[Extracted records]
==============================

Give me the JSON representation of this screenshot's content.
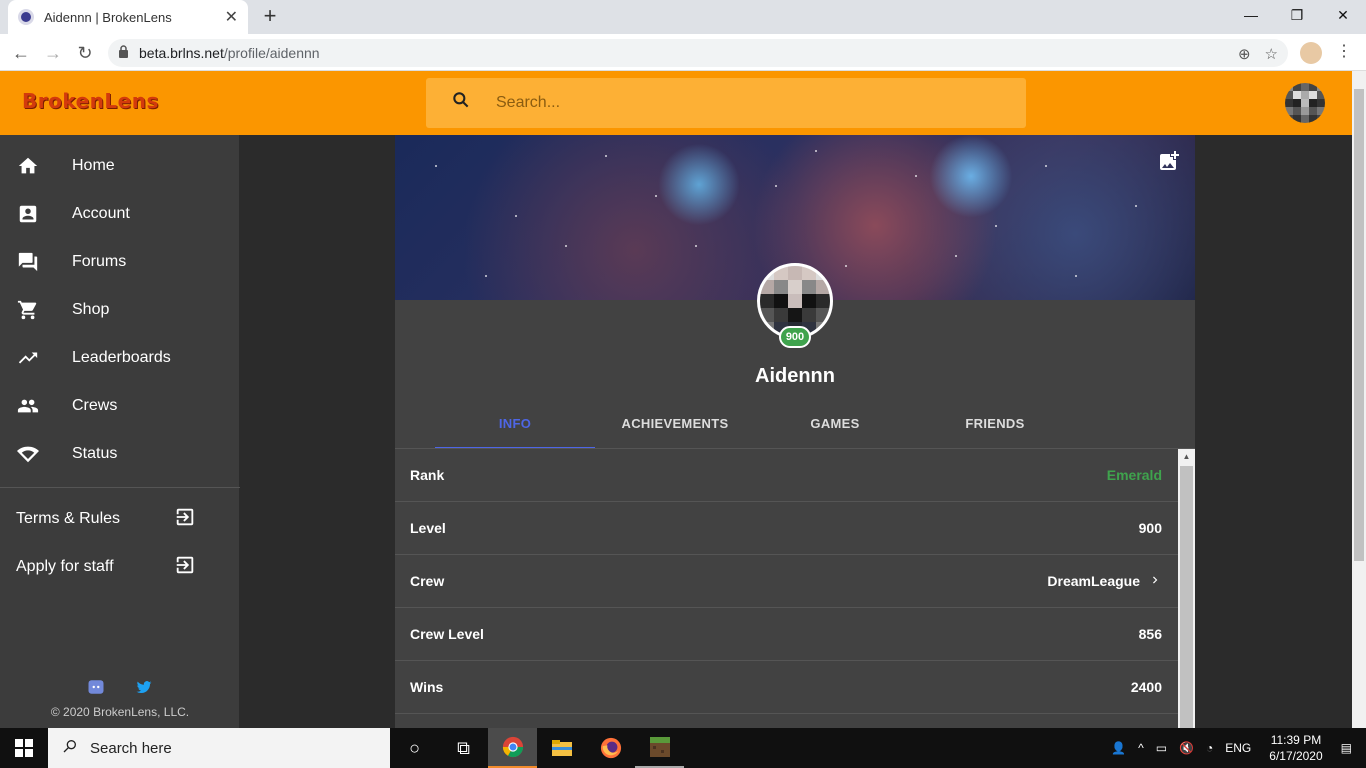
{
  "browser": {
    "tab_title": "Aidennn | BrokenLens",
    "url_host": "beta.brlns.net",
    "url_path": "/profile/aidennn"
  },
  "app": {
    "logo": "BrokenLens",
    "search_placeholder": "Search..."
  },
  "sidebar": {
    "items": [
      {
        "label": "Home",
        "icon": "home-icon"
      },
      {
        "label": "Account",
        "icon": "account-icon"
      },
      {
        "label": "Forums",
        "icon": "forum-icon"
      },
      {
        "label": "Shop",
        "icon": "cart-icon"
      },
      {
        "label": "Leaderboards",
        "icon": "trending-icon"
      },
      {
        "label": "Crews",
        "icon": "people-icon"
      },
      {
        "label": "Status",
        "icon": "signal-icon"
      }
    ],
    "extra": [
      {
        "label": "Terms & Rules",
        "icon": "exit-to-app-icon"
      },
      {
        "label": "Apply for staff",
        "icon": "exit-to-app-icon"
      }
    ],
    "copyright": "© 2020 BrokenLens, LLC."
  },
  "profile": {
    "username": "Aidennn",
    "level_badge": "900",
    "tabs": [
      {
        "label": "INFO",
        "active": true
      },
      {
        "label": "ACHIEVEMENTS",
        "active": false
      },
      {
        "label": "GAMES",
        "active": false
      },
      {
        "label": "FRIENDS",
        "active": false
      }
    ],
    "info": [
      {
        "label": "Rank",
        "value": "Emerald"
      },
      {
        "label": "Level",
        "value": "900"
      },
      {
        "label": "Crew",
        "value": "DreamLeague"
      },
      {
        "label": "Crew Level",
        "value": "856"
      },
      {
        "label": "Wins",
        "value": "2400"
      }
    ]
  },
  "colors": {
    "header": "#fb9600",
    "accent": "#4e66e6",
    "rank_emerald": "#3fa34d"
  },
  "taskbar": {
    "search_placeholder": "Search here",
    "lang": "ENG",
    "time": "11:39 PM",
    "date": "6/17/2020"
  }
}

==============================

Written task: Print the full listing exactly, dropping the pictures.

Response to this task:
Give me the JSON representation of this screenshot's content.
{
  "browser": {
    "tab_title": "Aidennn | BrokenLens",
    "url_host": "beta.brlns.net",
    "url_path": "/profile/aidennn"
  },
  "app": {
    "logo": "BrokenLens",
    "search_placeholder": "Search..."
  },
  "sidebar": {
    "items": [
      {
        "label": "Home",
        "icon": "home-icon"
      },
      {
        "label": "Account",
        "icon": "account-icon"
      },
      {
        "label": "Forums",
        "icon": "forum-icon"
      },
      {
        "label": "Shop",
        "icon": "cart-icon"
      },
      {
        "label": "Leaderboards",
        "icon": "trending-icon"
      },
      {
        "label": "Crews",
        "icon": "people-icon"
      },
      {
        "label": "Status",
        "icon": "signal-icon"
      }
    ],
    "extra": [
      {
        "label": "Terms & Rules",
        "icon": "exit-to-app-icon"
      },
      {
        "label": "Apply for staff",
        "icon": "exit-to-app-icon"
      }
    ],
    "copyright": "© 2020 BrokenLens, LLC."
  },
  "profile": {
    "username": "Aidennn",
    "level_badge": "900",
    "tabs": [
      {
        "label": "INFO",
        "active": true
      },
      {
        "label": "ACHIEVEMENTS",
        "active": false
      },
      {
        "label": "GAMES",
        "active": false
      },
      {
        "label": "FRIENDS",
        "active": false
      }
    ],
    "info": [
      {
        "label": "Rank",
        "value": "Emerald"
      },
      {
        "label": "Level",
        "value": "900"
      },
      {
        "label": "Crew",
        "value": "DreamLeague"
      },
      {
        "label": "Crew Level",
        "value": "856"
      },
      {
        "label": "Wins",
        "value": "2400"
      }
    ]
  },
  "colors": {
    "header": "#fb9600",
    "accent": "#4e66e6",
    "rank_emerald": "#3fa34d"
  },
  "taskbar": {
    "search_placeholder": "Search here",
    "lang": "ENG",
    "time": "11:39 PM",
    "date": "6/17/2020"
  }
}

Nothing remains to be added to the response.